* [Prompt] Each line that holds the word "enunciado" counts once; report how many lines do so and nothing else.

** start Excerpted data **

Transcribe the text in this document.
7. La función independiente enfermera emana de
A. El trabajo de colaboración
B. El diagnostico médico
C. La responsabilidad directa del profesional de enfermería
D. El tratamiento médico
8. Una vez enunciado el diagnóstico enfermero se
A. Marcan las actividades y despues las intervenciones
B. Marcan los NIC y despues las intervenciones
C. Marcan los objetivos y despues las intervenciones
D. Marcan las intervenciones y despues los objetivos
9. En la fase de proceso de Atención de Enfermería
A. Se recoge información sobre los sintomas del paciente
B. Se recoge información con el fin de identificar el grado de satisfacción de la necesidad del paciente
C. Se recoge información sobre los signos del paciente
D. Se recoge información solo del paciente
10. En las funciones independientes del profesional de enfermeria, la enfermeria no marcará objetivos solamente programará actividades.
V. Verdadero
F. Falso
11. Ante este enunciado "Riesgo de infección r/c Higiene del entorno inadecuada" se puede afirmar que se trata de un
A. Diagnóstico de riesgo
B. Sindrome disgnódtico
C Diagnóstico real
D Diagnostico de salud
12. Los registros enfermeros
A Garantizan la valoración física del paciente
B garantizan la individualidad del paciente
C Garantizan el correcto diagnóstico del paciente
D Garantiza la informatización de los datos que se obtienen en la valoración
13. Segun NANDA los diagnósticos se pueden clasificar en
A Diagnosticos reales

** end Excerpted data **
** start Excerpted data **

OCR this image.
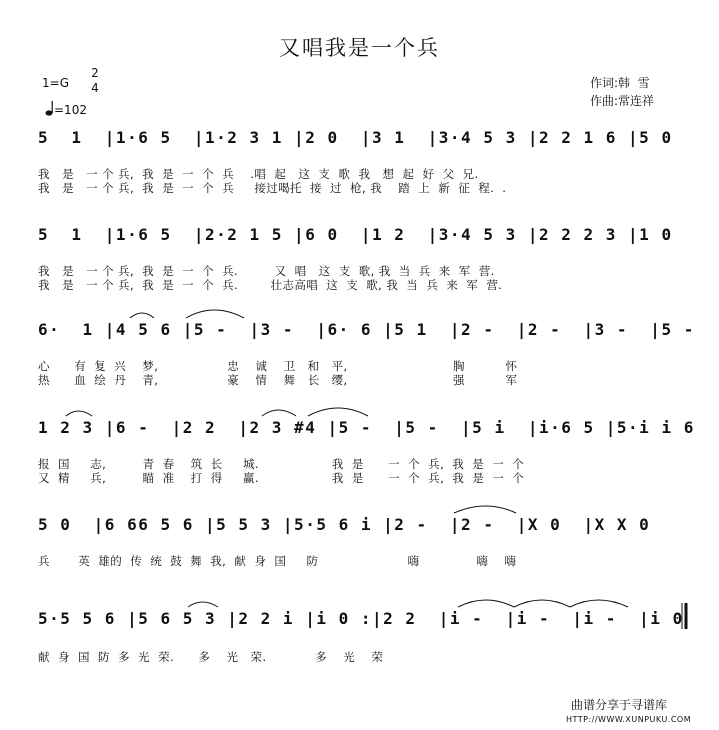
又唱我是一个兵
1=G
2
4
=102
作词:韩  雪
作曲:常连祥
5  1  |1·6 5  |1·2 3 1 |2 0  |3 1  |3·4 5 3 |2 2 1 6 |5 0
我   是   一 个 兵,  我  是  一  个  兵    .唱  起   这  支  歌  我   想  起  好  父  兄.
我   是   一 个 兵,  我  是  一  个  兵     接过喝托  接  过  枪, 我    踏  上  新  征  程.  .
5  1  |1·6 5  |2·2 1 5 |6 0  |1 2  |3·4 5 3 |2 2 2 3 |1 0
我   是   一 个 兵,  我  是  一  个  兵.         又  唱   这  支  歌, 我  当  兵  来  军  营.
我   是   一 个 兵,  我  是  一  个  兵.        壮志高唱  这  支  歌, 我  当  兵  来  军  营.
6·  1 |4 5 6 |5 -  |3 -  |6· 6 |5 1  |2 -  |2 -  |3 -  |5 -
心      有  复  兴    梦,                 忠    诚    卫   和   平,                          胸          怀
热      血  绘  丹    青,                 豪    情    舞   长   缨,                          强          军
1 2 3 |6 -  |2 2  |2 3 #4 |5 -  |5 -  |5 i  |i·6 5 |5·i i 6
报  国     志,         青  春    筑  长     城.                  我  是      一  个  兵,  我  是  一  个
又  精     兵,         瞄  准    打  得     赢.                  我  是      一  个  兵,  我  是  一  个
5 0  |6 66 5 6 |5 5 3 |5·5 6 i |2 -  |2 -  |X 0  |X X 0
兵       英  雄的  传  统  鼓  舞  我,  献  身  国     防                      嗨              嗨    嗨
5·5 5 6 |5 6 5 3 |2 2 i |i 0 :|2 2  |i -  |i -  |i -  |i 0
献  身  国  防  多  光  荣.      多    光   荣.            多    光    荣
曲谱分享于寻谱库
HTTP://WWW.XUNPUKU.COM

** end Excerpted data **
** start Excerpted data **

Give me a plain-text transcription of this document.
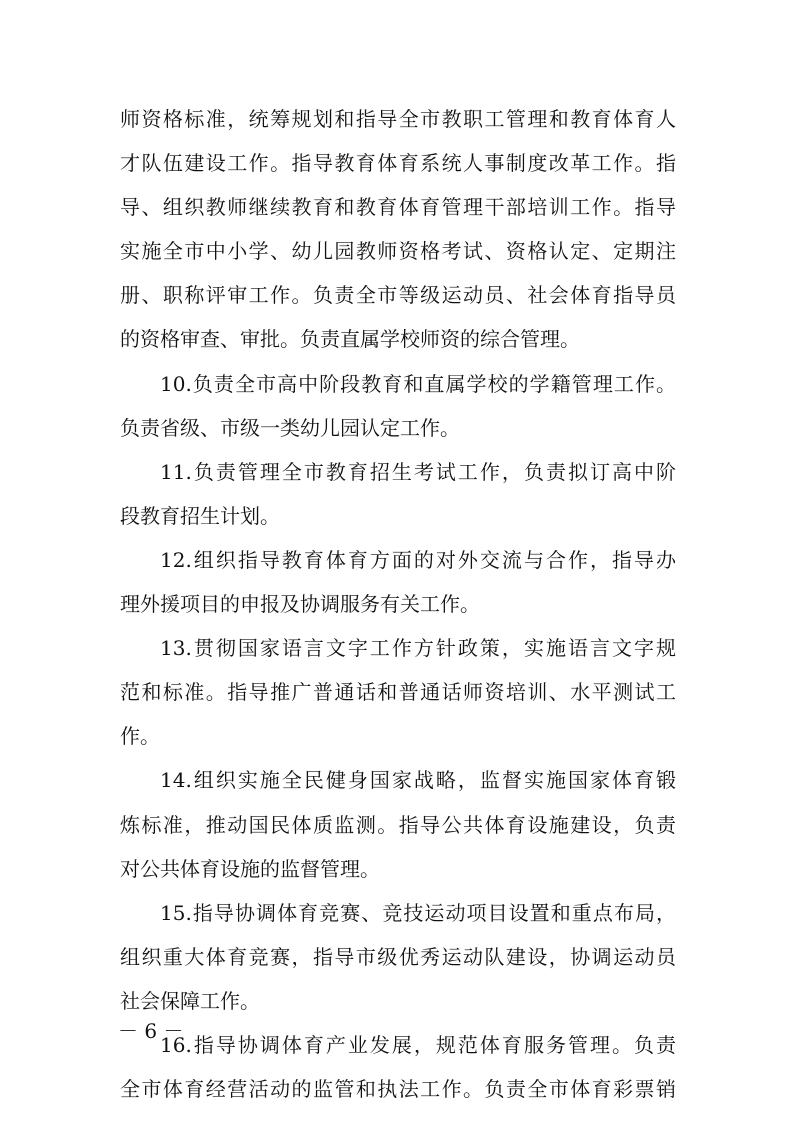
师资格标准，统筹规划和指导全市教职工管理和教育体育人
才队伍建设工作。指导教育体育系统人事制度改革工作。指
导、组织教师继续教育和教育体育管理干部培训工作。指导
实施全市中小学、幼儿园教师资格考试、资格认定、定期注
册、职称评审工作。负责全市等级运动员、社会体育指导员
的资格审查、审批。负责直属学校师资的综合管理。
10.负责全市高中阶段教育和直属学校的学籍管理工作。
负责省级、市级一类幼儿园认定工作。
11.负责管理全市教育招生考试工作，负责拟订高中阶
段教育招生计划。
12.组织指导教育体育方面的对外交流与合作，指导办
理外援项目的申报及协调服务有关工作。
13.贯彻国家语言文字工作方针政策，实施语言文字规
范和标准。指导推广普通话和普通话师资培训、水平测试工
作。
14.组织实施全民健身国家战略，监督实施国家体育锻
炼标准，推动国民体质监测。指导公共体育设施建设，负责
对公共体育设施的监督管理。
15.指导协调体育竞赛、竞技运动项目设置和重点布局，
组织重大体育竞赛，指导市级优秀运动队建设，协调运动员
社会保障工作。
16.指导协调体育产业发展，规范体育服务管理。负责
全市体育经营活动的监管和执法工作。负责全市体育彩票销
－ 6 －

** end Excerpted data **

* [Solution below] 2